Yapılacak Çalışmalar:
- a) Haline münasip ev konulu metinde "Varsayılan Borçlunun haline" ifadesinden aşağıya, "kiraya vermiş durumda." ifadesine kadar olan her şeyi hiç değiştirmeden yazın.
- b) Haline münasip ev konulu metne göre müvekkilin kaç evi var?
- c) Haline münasip ev konulu metni, gösterilen son cümleden sonra devam ettirin.

Kaynak:
################
Ana Sayfa
Kavram Arama : THS Google   |   Forum İçi Arama  

Üye İsmi
Şifre

Meslektaşların Soruları Hukukçu meslektaşların hukuki nitelikte sorularını birbirlerine yöneltecekleri mesleki yardımlaşma forumu. SADECE hukuk fakültesi mezunları ile hukuk profesyonellerinin (bilirkişi, icra müdürü vb.) yazışmasına açıktır. [Yeni Soru Sorun]

Borçlunun haline münasip evi

Yanıt
Konuyu Değerlendirin Konu İçinde Arama Konu Araçları  
Old 18-05-2009, 20:43   #1
Hukuka Saygı

 
Varsayılan Borçlunun haline münasip evi

Selamlar
Müvekkilimin 4 tane evi var. Bir tanesi bize göre haline münasip, diğerleri ise değil. Çünkü hem kullanışsız, hem projeye uygun değiller, hem küçükler, hem komşu parsele tecavüzlüler yani haklarında yıkım kararı var, hem de konum ve mevki olarak uygun yerde değiller. Bir tanesi ise haline münasip ve zaten orada oturuyor. Diğerlerini ise kiraya vermiş durumda.
Haline münasip olduğunu düşündüğümüz eve haciz konulmuş durumda 103 davetiyesi bugün elimize ulaştı. Acaba meskeniyet iddiasında bulunsak haczi kaldırtabilmemiz mümkün olabilir mi? Haczi koyanlar diğer evlerin olduğunu biliyorlar.
################
Kayıtlar:
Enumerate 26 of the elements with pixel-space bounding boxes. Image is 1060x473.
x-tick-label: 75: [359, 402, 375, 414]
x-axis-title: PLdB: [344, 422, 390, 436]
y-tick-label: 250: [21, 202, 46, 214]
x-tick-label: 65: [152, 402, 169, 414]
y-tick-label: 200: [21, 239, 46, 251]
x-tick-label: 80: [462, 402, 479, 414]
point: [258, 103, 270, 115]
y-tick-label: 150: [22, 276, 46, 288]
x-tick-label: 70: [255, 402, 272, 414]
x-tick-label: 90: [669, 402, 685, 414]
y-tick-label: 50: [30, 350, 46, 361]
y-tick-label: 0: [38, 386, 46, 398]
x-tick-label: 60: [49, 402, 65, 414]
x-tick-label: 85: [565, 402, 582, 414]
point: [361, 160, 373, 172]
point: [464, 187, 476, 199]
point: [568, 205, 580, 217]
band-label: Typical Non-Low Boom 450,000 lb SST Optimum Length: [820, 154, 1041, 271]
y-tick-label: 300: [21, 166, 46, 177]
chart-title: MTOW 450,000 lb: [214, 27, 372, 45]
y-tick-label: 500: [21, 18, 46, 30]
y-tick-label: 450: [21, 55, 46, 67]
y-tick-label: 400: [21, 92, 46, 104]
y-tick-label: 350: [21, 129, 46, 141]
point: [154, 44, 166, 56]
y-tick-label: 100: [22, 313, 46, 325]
################
Alıştırma Sonuçları:
- a)
Varsayılan Borçlunun haline münasip evi

Selamlar
Müvekkilimin 4 tane evi var. Bir tanesi bize göre haline münasip, diğerleri ise değil. Çünkü hem kullanışsız, hem projeye uygun değiller, hem küçükler, hem komşu parsele tecavüzlüler yani haklarında yıkım kararı var, hem de konum ve mevki olarak uygun yerde değiller. Bir tanesi ise haline münasip ve zaten orada oturuyor. Diğerlerini ise kiraya vermiş durumda.

- b) Müvekkilin 4 evi var.

- c)
Böyle bir konuda elinde Yargıtay kararı bulunan meslektaşlarım varsa paylaşırlarsa sevinirim.
Old 19-05-2009, 10:40   #2
filorinalı 1

 
Varsayılan

Haline Münasip Evin Haczedilmezliği 12. Hukuk Dairesi 2006/23100 E., 2007/822 K.
"İçtihat Metni"
Mahkeme kararının müddeti içinde temyizen tetkiki alacaklı vekili tarafından istenmesi üzerine bu işle ilgili dosya mahallinden daireye gönderilmiş olmakla okundu ve gereği görüşülüp düşünüldü :

Sair temyiz itirazları yerinde değil ise de;

İ.İ.K.'nun 82/12 maddesi gereğince, borçlunun "haline münasip" evi haczedilemez. Bir meskenin borçlunun haline uygun olup olmadığı adı geçenin haciz anındaki sosyal durumuna ve borçlu ile ailesinin ihtiyaçlarına göre belirlenir. Buradaki "aile" terimi, geniş anlamda olup, borçlu ile birlikte aynı çatı altında yaşayan, bakmakla yükümlü olduğu kişileri kapsar. İcra mahkemesince , borçlunun sözü edilenlerle birlikte barınması için zorunlu olan haline münasip meskeni temin etmesi için gerekli bedel bilirkişilere tesbit ettirildikten sonra, haczedilen yerin kıymeti bundan fazla ise satılmasına karar verilmeli ve satış bedelinden yukarıda nitelikleri belirlenen mesken için gerekli olan miktar borçluya bırakılmalı, kalanı alacaklıya ödenmelidir.

Bu kıstasları aşan nitelik ve evsaftaki yerlerle, makul ölçüleri geçen oda ve salonu kapsayan, ve ikamet için zorunlu öğeleri içeren bir meskenin dışındaki yerler, maddede öngörülen amaca aykırıdır. Borçlunun görev ve sıfatı, kendisinin yukarıda belirlenenden daha görkemli bir meskende ikamet etmesini gerektirmez.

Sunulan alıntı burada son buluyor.